>> begin

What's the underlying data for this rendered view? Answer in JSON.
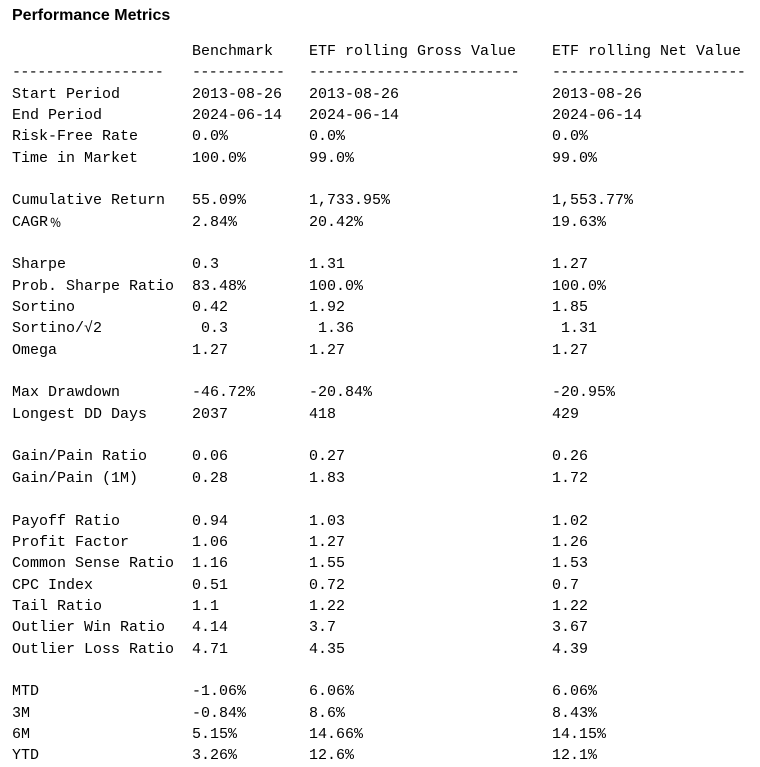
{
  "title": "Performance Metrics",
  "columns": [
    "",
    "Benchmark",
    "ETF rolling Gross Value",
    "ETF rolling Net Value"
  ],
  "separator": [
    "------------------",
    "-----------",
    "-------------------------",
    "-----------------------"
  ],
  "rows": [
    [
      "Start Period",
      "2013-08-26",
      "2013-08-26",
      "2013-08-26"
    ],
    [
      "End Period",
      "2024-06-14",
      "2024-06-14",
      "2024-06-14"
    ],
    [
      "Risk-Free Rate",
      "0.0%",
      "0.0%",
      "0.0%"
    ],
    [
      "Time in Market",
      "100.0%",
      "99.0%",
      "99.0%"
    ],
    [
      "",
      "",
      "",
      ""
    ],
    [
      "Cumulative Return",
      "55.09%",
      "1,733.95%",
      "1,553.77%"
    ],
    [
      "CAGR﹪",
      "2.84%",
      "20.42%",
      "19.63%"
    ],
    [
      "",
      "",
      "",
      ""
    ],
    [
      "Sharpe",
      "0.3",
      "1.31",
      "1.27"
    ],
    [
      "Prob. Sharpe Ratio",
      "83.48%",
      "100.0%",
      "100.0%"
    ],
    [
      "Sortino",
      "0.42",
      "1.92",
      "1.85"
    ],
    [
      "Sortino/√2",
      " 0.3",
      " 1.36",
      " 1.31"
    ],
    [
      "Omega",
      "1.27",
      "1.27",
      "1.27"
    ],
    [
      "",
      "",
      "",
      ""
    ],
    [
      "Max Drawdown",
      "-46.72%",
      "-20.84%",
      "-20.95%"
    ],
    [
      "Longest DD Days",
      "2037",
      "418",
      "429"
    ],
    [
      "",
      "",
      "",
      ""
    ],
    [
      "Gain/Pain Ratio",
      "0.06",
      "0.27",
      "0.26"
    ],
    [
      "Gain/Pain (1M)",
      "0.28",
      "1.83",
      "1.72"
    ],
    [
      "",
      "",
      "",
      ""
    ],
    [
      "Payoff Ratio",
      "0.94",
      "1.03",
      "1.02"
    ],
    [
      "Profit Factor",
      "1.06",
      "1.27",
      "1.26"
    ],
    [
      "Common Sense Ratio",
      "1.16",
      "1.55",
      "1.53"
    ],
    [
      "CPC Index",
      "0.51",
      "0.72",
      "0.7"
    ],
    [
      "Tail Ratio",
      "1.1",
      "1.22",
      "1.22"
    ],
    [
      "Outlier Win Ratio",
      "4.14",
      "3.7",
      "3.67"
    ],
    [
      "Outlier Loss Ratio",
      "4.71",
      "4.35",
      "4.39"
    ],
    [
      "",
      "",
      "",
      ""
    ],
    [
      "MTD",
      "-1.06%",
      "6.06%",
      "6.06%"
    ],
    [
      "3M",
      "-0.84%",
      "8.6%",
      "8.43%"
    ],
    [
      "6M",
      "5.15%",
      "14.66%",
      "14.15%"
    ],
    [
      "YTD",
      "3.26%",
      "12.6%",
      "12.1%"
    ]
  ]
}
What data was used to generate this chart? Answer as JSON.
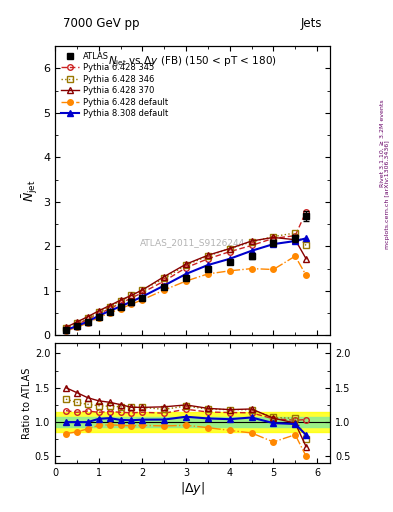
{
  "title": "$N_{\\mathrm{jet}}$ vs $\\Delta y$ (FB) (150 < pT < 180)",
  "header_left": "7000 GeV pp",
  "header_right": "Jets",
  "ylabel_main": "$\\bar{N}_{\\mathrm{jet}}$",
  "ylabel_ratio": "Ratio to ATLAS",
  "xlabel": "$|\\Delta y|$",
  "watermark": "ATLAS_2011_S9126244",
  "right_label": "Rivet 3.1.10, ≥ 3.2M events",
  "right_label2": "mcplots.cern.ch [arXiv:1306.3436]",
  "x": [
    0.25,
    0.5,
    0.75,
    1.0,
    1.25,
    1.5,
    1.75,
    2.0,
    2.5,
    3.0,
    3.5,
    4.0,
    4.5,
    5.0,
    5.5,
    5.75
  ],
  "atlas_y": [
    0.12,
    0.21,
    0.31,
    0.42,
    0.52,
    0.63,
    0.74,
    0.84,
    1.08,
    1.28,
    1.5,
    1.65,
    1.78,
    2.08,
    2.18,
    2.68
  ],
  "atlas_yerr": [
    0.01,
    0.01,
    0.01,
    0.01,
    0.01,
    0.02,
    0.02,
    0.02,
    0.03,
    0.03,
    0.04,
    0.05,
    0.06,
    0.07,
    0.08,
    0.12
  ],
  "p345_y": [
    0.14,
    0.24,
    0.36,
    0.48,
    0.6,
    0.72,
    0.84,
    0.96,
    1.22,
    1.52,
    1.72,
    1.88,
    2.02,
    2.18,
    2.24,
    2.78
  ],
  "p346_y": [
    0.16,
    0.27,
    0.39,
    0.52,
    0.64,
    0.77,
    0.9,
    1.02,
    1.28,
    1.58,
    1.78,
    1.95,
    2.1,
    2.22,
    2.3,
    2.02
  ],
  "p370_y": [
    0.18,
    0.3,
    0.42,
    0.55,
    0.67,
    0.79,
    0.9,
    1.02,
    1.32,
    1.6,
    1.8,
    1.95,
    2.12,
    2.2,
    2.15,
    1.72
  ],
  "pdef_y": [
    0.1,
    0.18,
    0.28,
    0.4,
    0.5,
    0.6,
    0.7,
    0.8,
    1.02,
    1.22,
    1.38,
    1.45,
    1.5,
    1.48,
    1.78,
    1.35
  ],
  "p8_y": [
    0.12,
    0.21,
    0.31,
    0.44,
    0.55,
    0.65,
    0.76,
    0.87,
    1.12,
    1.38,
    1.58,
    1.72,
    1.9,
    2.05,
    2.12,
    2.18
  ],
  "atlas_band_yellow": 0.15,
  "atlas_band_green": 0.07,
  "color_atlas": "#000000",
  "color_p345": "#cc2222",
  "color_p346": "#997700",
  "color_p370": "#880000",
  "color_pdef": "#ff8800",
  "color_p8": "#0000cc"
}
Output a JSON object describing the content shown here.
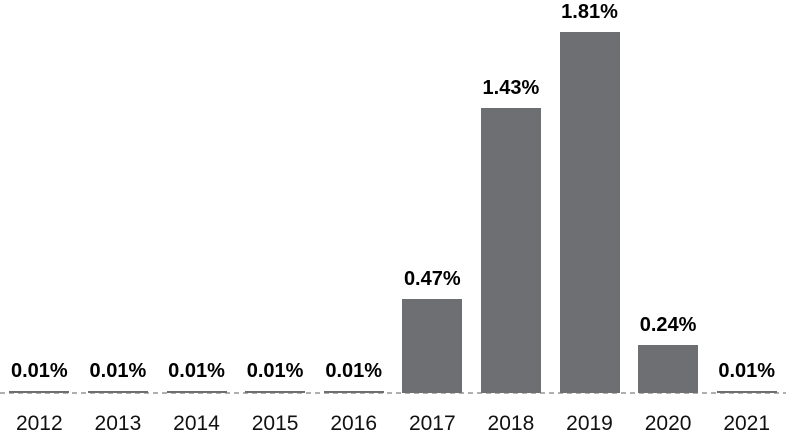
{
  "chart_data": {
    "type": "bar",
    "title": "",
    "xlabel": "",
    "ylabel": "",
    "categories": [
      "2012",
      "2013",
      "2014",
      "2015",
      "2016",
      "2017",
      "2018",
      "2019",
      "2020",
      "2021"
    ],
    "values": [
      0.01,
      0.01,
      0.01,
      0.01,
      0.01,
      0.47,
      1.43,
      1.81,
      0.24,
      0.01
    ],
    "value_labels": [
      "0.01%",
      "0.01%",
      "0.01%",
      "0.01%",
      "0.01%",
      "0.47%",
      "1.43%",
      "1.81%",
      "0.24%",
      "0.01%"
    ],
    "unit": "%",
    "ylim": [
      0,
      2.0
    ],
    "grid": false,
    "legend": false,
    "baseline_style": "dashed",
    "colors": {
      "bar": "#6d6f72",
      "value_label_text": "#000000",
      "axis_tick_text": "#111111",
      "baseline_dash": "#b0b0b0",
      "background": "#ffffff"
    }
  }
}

>> end

### REQUIRED TASK
Quote every line of the records above exactly; no picture is to be copied.

### OUTPUT FOR THIS TASK
What's the underlying data for this rendered view? Answer in JSON.
{
  "title": "Performance Metrics",
  "columns": [
    "",
    "Benchmark",
    "ETF rolling Gross Value",
    "ETF rolling Net Value"
  ],
  "separator": [
    "------------------",
    "-----------",
    "-------------------------",
    "-----------------------"
  ],
  "rows": [
    [
      "Start Period",
      "2013-08-26",
      "2013-08-26",
      "2013-08-26"
    ],
    [
      "End Period",
      "2024-06-14",
      "2024-06-14",
      "2024-06-14"
    ],
    [
      "Risk-Free Rate",
      "0.0%",
      "0.0%",
      "0.0%"
    ],
    [
      "Time in Market",
      "100.0%",
      "99.0%",
      "99.0%"
    ],
    [
      "",
      "",
      "",
      ""
    ],
    [
      "Cumulative Return",
      "55.09%",
      "1,733.95%",
      "1,553.77%"
    ],
    [
      "CAGR﹪",
      "2.84%",
      "20.42%",
      "19.63%"
    ],
    [
      "",
      "",
      "",
      ""
    ],
    [
      "Sharpe",
      "0.3",
      "1.31",
      "1.27"
    ],
    [
      "Prob. Sharpe Ratio",
      "83.48%",
      "100.0%",
      "100.0%"
    ],
    [
      "Sortino",
      "0.42",
      "1.92",
      "1.85"
    ],
    [
      "Sortino/√2",
      " 0.3",
      " 1.36",
      " 1.31"
    ],
    [
      "Omega",
      "1.27",
      "1.27",
      "1.27"
    ],
    [
      "",
      "",
      "",
      ""
    ],
    [
      "Max Drawdown",
      "-46.72%",
      "-20.84%",
      "-20.95%"
    ],
    [
      "Longest DD Days",
      "2037",
      "418",
      "429"
    ],
    [
      "",
      "",
      "",
      ""
    ],
    [
      "Gain/Pain Ratio",
      "0.06",
      "0.27",
      "0.26"
    ],
    [
      "Gain/Pain (1M)",
      "0.28",
      "1.83",
      "1.72"
    ],
    [
      "",
      "",
      "",
      ""
    ],
    [
      "Payoff Ratio",
      "0.94",
      "1.03",
      "1.02"
    ],
    [
      "Profit Factor",
      "1.06",
      "1.27",
      "1.26"
    ],
    [
      "Common Sense Ratio",
      "1.16",
      "1.55",
      "1.53"
    ],
    [
      "CPC Index",
      "0.51",
      "0.72",
      "0.7"
    ],
    [
      "Tail Ratio",
      "1.1",
      "1.22",
      "1.22"
    ],
    [
      "Outlier Win Ratio",
      "4.14",
      "3.7",
      "3.67"
    ],
    [
      "Outlier Loss Ratio",
      "4.71",
      "4.35",
      "4.39"
    ],
    [
      "",
      "",
      "",
      ""
    ],
    [
      "MTD",
      "-1.06%",
      "6.06%",
      "6.06%"
    ],
    [
      "3M",
      "-0.84%",
      "8.6%",
      "8.43%"
    ],
    [
      "6M",
      "5.15%",
      "14.66%",
      "14.15%"
    ],
    [
      "YTD",
      "3.26%",
      "12.6%",
      "12.1%"
    ]
  ]
}
What data was used to generate this chart? Answer as JSON.
{
  "title": "$N_{\\mathrm{jet}}$ vs $\\Delta y$ (FB) (150 < pT < 180)",
  "header_left": "7000 GeV pp",
  "header_right": "Jets",
  "ylabel_main": "$\\bar{N}_{\\mathrm{jet}}$",
  "ylabel_ratio": "Ratio to ATLAS",
  "xlabel": "$|\\Delta y|$",
  "watermark": "ATLAS_2011_S9126244",
  "right_label": "Rivet 3.1.10, ≥ 3.2M events",
  "right_label2": "mcplots.cern.ch [arXiv:1306.3436]",
  "x": [
    0.25,
    0.5,
    0.75,
    1.0,
    1.25,
    1.5,
    1.75,
    2.0,
    2.5,
    3.0,
    3.5,
    4.0,
    4.5,
    5.0,
    5.5,
    5.75
  ],
  "atlas_y": [
    0.12,
    0.21,
    0.31,
    0.42,
    0.52,
    0.63,
    0.74,
    0.84,
    1.08,
    1.28,
    1.5,
    1.65,
    1.78,
    2.08,
    2.18,
    2.68
  ],
  "atlas_yerr": [
    0.01,
    0.01,
    0.01,
    0.01,
    0.01,
    0.02,
    0.02,
    0.02,
    0.03,
    0.03,
    0.04,
    0.05,
    0.06,
    0.07,
    0.08,
    0.12
  ],
  "p345_y": [
    0.14,
    0.24,
    0.36,
    0.48,
    0.6,
    0.72,
    0.84,
    0.96,
    1.22,
    1.52,
    1.72,
    1.88,
    2.02,
    2.18,
    2.24,
    2.78
  ],
  "p346_y": [
    0.16,
    0.27,
    0.39,
    0.52,
    0.64,
    0.77,
    0.9,
    1.02,
    1.28,
    1.58,
    1.78,
    1.95,
    2.1,
    2.22,
    2.3,
    2.02
  ],
  "p370_y": [
    0.18,
    0.3,
    0.42,
    0.55,
    0.67,
    0.79,
    0.9,
    1.02,
    1.32,
    1.6,
    1.8,
    1.95,
    2.12,
    2.2,
    2.15,
    1.72
  ],
  "pdef_y": [
    0.1,
    0.18,
    0.28,
    0.4,
    0.5,
    0.6,
    0.7,
    0.8,
    1.02,
    1.22,
    1.38,
    1.45,
    1.5,
    1.48,
    1.78,
    1.35
  ],
  "p8_y": [
    0.12,
    0.21,
    0.31,
    0.44,
    0.55,
    0.65,
    0.76,
    0.87,
    1.12,
    1.38,
    1.58,
    1.72,
    1.9,
    2.05,
    2.12,
    2.18
  ],
  "atlas_band_yellow": 0.15,
  "atlas_band_green": 0.07,
  "color_atlas": "#000000",
  "color_p345": "#cc2222",
  "color_p346": "#997700",
  "color_p370": "#880000",
  "color_pdef": "#ff8800",
  "color_p8": "#0000cc"
}
Output a JSON object describing the content shown here.
{
  "chart_data": {
    "type": "bar",
    "title": "",
    "xlabel": "",
    "ylabel": "",
    "categories": [
      "2012",
      "2013",
      "2014",
      "2015",
      "2016",
      "2017",
      "2018",
      "2019",
      "2020",
      "2021"
    ],
    "values": [
      0.01,
      0.01,
      0.01,
      0.01,
      0.01,
      0.47,
      1.43,
      1.81,
      0.24,
      0.01
    ],
    "value_labels": [
      "0.01%",
      "0.01%",
      "0.01%",
      "0.01%",
      "0.01%",
      "0.47%",
      "1.43%",
      "1.81%",
      "0.24%",
      "0.01%"
    ],
    "unit": "%",
    "ylim": [
      0,
      2.0
    ],
    "grid": false,
    "legend": false,
    "baseline_style": "dashed",
    "colors": {
      "bar": "#6d6f72",
      "value_label_text": "#000000",
      "axis_tick_text": "#111111",
      "baseline_dash": "#b0b0b0",
      "background": "#ffffff"
    }
  }
}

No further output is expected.